Brief
Output the entries below exactly as written, omitting pictures.

***** Material for this task

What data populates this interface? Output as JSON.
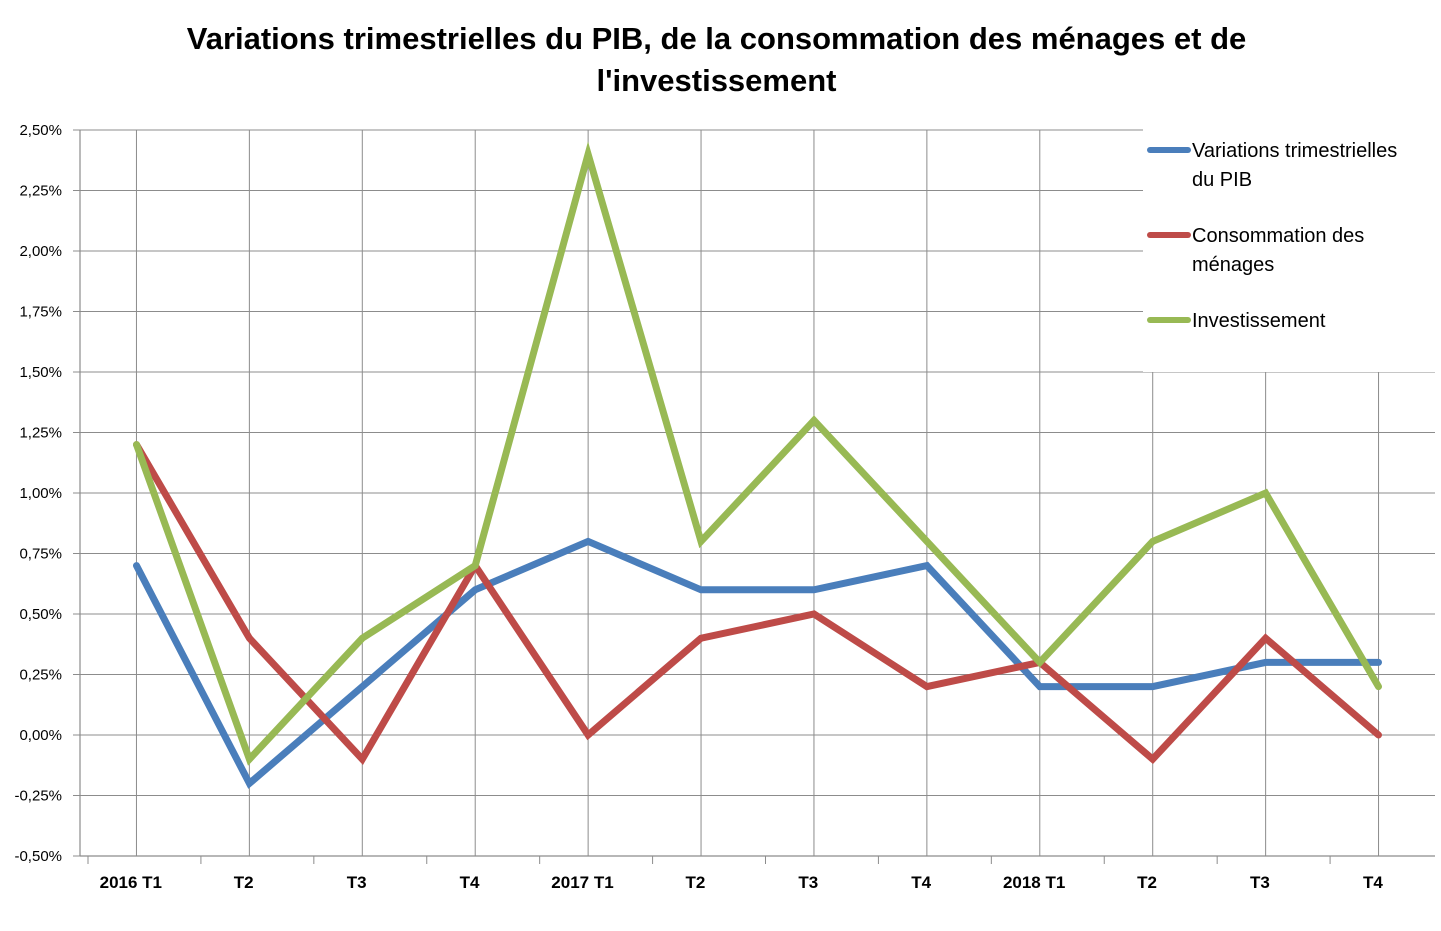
{
  "chart_data": {
    "type": "line",
    "title": "Variations trimestrielles du PIB, de la consommation des ménages et de l'investissement",
    "xlabel": "",
    "ylabel": "",
    "categories": [
      "2016 T1",
      "T2",
      "T3",
      "T4",
      "2017 T1",
      "T2",
      "T3",
      "T4",
      "2018 T1",
      "T2",
      "T3",
      "T4"
    ],
    "y_ticks": [
      "-0,50%",
      "-0,25%",
      "0,00%",
      "0,25%",
      "0,50%",
      "0,75%",
      "1,00%",
      "1,25%",
      "1,50%",
      "1,75%",
      "2,00%",
      "2,25%",
      "2,50%"
    ],
    "ylim": [
      -0.5,
      2.5
    ],
    "grid": true,
    "legend_position": "top-right",
    "series": [
      {
        "name": "Variations trimestrielles du PIB",
        "legend_lines": [
          "Variations trimestrielles",
          "du PIB"
        ],
        "color": "#4a7ebb",
        "values": [
          0.7,
          -0.2,
          0.2,
          0.6,
          0.8,
          0.6,
          0.6,
          0.7,
          0.2,
          0.2,
          0.3,
          0.3
        ]
      },
      {
        "name": "Consommation des ménages",
        "legend_lines": [
          "Consommation des",
          "ménages"
        ],
        "color": "#be4b48",
        "values": [
          1.2,
          0.4,
          -0.1,
          0.7,
          0.0,
          0.4,
          0.5,
          0.2,
          0.3,
          -0.1,
          0.4,
          0.0
        ]
      },
      {
        "name": "Investissement",
        "legend_lines": [
          "Investissement"
        ],
        "color": "#98b954",
        "values": [
          1.2,
          -0.1,
          0.4,
          0.7,
          2.4,
          0.8,
          1.3,
          0.8,
          0.3,
          0.8,
          1.0,
          0.2
        ]
      }
    ]
  }
}
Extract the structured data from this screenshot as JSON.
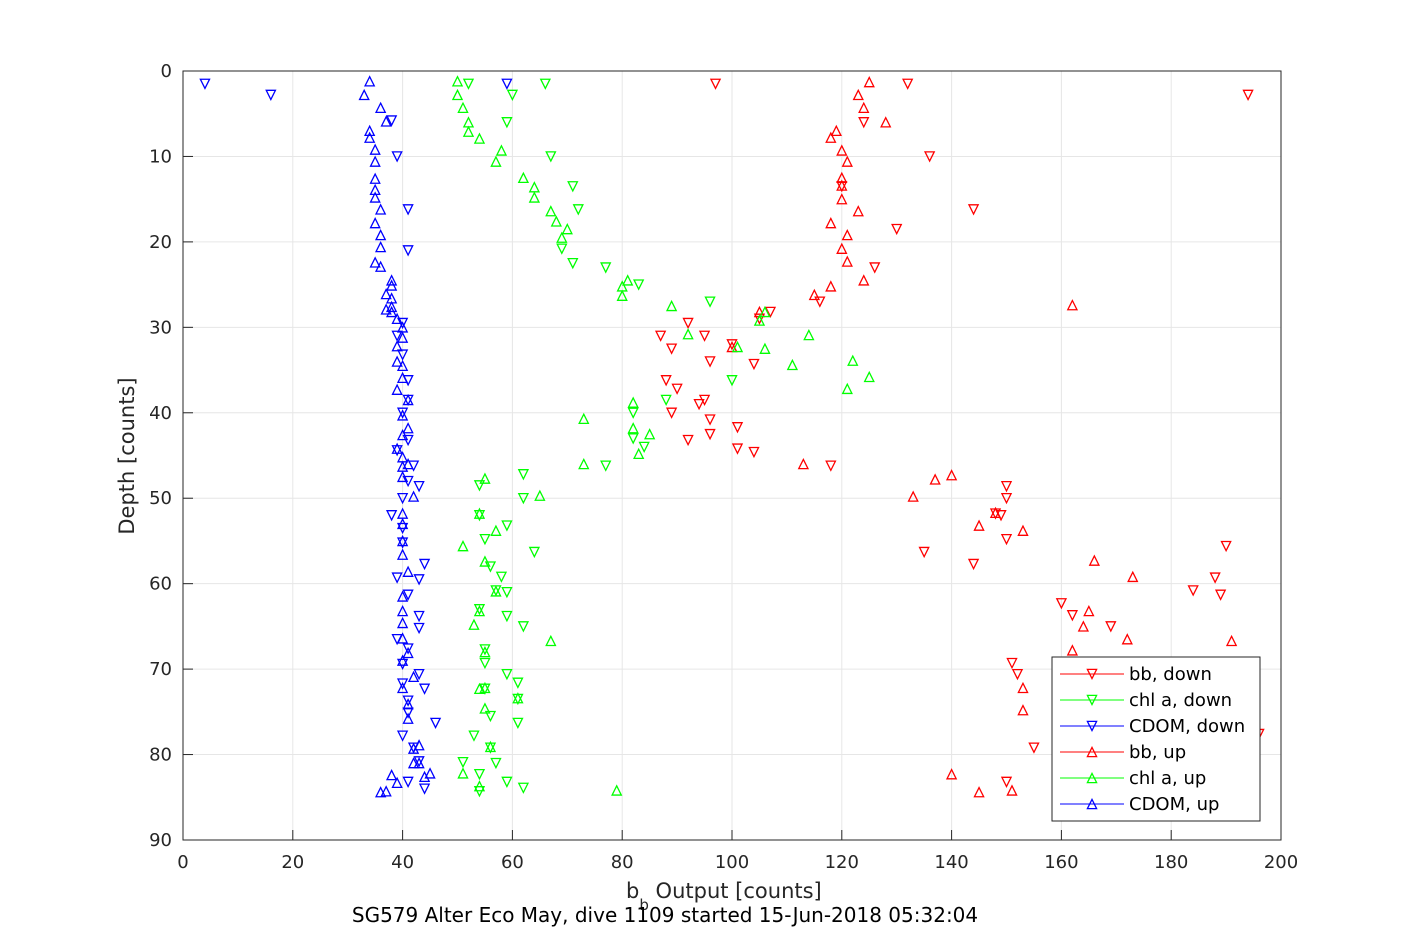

**********

Result below
What data populates this interface? Output as JSON.
{
  "chart_data": {
    "type": "line",
    "title": "Variations trimestrielles du PIB, de la consommation des ménages et de l'investissement",
    "xlabel": "",
    "ylabel": "",
    "categories": [
      "2016 T1",
      "T2",
      "T3",
      "T4",
      "2017 T1",
      "T2",
      "T3",
      "T4",
      "2018 T1",
      "T2",
      "T3",
      "T4"
    ],
    "y_ticks": [
      "-0,50%",
      "-0,25%",
      "0,00%",
      "0,25%",
      "0,50%",
      "0,75%",
      "1,00%",
      "1,25%",
      "1,50%",
      "1,75%",
      "2,00%",
      "2,25%",
      "2,50%"
    ],
    "ylim": [
      -0.5,
      2.5
    ],
    "grid": true,
    "legend_position": "top-right",
    "series": [
      {
        "name": "Variations trimestrielles du PIB",
        "legend_lines": [
          "Variations trimestrielles",
          "du PIB"
        ],
        "color": "#4a7ebb",
        "values": [
          0.7,
          -0.2,
          0.2,
          0.6,
          0.8,
          0.6,
          0.6,
          0.7,
          0.2,
          0.2,
          0.3,
          0.3
        ]
      },
      {
        "name": "Consommation des ménages",
        "legend_lines": [
          "Consommation des",
          "ménages"
        ],
        "color": "#be4b48",
        "values": [
          1.2,
          0.4,
          -0.1,
          0.7,
          0.0,
          0.4,
          0.5,
          0.2,
          0.3,
          -0.1,
          0.4,
          0.0
        ]
      },
      {
        "name": "Investissement",
        "legend_lines": [
          "Investissement"
        ],
        "color": "#98b954",
        "values": [
          1.2,
          -0.1,
          0.4,
          0.7,
          2.4,
          0.8,
          1.3,
          0.8,
          0.3,
          0.8,
          1.0,
          0.2
        ]
      }
    ]
  }
}
Extract the structured data from this screenshot as JSON.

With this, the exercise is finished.